[YOUR OBJECTIVE] Search the data for the word "động" and copy every line where it occurs.

[STORED RECORDS]
--- start ---
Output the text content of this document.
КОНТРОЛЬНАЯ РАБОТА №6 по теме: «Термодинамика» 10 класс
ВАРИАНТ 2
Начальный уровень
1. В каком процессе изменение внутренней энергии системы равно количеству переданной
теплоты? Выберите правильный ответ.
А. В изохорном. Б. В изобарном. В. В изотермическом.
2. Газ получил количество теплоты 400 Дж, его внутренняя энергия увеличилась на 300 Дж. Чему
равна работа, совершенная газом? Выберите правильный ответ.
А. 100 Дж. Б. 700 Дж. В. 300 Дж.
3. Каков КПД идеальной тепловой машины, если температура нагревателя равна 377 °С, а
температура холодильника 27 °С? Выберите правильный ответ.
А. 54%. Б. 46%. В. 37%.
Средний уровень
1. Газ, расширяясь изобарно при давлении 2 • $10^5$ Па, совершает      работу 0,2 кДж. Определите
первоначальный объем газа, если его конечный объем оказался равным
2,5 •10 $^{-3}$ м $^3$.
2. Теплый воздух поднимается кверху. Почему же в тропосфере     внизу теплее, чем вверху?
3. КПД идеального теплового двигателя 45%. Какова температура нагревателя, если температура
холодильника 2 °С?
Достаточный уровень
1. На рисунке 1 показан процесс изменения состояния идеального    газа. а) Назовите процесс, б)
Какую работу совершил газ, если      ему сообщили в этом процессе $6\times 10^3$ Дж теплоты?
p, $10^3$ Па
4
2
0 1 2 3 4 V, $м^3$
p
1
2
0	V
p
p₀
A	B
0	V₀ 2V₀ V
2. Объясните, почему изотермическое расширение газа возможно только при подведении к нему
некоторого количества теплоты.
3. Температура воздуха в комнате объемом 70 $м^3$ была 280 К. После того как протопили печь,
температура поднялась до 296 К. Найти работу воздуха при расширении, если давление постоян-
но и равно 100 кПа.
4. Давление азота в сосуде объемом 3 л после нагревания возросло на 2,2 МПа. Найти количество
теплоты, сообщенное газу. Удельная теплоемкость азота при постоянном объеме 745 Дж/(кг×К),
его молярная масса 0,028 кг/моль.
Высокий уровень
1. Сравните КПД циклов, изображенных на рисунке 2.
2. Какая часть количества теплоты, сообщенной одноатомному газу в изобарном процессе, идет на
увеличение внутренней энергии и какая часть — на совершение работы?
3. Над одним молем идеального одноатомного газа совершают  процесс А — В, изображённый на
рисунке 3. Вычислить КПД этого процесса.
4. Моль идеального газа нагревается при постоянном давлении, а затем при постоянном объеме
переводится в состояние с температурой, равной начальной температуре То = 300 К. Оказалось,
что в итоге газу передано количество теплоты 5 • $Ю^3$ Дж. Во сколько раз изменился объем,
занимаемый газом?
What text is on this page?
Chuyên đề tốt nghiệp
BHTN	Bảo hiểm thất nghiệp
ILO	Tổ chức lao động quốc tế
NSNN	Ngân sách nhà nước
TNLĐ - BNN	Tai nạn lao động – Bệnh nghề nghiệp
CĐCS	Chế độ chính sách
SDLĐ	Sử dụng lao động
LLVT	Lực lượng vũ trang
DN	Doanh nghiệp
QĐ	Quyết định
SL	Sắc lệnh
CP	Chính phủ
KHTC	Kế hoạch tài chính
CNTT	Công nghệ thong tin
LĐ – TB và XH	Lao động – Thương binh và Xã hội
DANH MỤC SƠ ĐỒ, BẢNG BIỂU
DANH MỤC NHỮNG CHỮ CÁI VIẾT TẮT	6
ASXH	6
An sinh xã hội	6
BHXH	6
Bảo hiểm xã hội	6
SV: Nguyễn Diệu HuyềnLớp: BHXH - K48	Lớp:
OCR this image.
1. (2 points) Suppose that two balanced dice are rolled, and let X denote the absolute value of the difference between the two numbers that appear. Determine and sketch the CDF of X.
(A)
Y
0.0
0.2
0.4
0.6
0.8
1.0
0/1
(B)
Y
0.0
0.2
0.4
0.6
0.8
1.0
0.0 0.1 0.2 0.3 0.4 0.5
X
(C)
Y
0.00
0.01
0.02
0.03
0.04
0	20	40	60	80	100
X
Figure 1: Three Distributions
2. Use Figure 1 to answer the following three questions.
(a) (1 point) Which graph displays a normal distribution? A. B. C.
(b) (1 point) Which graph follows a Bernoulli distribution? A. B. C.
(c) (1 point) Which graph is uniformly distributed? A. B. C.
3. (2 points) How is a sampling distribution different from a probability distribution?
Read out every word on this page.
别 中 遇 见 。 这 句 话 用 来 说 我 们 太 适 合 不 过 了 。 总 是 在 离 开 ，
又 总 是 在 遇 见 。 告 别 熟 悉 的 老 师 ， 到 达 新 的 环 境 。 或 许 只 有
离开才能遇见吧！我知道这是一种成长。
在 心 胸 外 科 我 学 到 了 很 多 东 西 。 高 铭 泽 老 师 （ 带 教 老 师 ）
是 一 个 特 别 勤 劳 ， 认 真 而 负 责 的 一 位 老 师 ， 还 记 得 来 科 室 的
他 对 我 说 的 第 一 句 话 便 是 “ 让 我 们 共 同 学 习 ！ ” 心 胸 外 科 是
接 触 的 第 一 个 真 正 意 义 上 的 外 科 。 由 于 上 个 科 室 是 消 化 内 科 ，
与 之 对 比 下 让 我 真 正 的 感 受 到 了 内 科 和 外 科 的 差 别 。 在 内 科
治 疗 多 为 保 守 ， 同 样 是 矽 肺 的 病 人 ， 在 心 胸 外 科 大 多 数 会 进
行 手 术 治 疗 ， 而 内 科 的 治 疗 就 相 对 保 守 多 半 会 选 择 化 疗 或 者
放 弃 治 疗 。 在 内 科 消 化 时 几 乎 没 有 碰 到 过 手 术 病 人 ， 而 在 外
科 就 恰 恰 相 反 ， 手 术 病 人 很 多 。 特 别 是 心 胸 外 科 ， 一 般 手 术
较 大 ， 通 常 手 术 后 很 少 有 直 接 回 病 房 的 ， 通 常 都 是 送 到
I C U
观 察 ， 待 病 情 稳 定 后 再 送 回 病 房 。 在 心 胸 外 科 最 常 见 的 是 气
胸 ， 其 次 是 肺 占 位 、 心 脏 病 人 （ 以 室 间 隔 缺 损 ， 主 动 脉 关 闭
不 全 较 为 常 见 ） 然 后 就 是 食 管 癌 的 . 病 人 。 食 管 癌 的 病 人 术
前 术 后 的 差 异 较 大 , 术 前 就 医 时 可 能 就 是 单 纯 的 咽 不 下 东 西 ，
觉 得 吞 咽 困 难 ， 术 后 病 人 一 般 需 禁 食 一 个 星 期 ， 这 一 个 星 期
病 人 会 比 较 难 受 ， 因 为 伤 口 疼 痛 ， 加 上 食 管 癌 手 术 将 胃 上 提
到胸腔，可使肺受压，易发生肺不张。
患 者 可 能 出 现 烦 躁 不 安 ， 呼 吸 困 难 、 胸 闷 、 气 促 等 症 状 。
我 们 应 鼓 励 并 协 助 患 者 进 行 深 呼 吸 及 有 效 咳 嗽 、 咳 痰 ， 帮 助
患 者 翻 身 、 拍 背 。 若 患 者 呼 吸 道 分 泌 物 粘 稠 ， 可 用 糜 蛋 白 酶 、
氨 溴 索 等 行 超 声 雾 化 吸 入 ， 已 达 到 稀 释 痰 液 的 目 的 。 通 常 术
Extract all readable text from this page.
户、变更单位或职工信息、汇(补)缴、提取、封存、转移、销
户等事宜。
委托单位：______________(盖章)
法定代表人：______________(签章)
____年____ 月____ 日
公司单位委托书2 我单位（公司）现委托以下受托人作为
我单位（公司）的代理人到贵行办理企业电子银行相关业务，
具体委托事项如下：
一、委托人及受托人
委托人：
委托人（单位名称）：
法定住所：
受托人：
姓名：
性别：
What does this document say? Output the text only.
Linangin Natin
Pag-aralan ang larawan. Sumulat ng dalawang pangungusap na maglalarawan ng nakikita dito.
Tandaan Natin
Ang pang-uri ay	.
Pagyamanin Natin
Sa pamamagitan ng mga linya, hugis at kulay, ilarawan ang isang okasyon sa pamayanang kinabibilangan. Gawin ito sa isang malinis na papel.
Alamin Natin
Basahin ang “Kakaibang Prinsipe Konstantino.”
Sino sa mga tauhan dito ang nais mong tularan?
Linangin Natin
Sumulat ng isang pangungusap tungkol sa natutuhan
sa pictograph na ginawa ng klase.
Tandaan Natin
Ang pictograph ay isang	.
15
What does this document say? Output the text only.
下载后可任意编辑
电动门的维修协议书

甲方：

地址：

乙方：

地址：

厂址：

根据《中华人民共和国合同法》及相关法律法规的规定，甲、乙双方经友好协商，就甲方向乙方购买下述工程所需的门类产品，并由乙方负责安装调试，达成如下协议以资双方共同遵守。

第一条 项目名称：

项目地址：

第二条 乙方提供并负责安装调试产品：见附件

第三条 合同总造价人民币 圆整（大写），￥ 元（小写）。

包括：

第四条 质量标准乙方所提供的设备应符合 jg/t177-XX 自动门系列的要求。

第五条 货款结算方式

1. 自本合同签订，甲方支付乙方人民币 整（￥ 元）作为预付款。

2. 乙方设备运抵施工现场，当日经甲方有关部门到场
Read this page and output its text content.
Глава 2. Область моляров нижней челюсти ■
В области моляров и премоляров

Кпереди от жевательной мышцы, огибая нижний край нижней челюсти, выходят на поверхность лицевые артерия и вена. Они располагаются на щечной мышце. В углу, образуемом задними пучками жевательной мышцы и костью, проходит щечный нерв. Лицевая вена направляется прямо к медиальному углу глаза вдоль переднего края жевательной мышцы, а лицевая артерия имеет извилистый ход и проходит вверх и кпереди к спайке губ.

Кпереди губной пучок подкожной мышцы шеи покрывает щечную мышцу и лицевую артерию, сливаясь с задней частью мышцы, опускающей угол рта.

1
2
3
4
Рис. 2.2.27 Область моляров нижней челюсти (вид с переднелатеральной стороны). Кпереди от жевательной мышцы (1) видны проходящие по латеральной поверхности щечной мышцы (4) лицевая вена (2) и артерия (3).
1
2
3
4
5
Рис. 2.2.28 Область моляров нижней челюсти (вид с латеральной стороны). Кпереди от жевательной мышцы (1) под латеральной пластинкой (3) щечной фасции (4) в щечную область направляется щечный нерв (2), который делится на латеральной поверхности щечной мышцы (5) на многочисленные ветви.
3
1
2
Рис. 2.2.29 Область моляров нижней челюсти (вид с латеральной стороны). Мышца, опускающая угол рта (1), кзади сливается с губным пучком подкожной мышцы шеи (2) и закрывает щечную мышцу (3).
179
--- end ---
[REPLY TO THE EXERCISE]
ILO	Tổ chức lao động quốc tế
TNLĐ - BNN	Tai nạn lao động – Bệnh nghề nghiệp
SDLĐ	Sử dụng lao động
LĐ – TB và XH	Lao động – Thương binh và Xã hội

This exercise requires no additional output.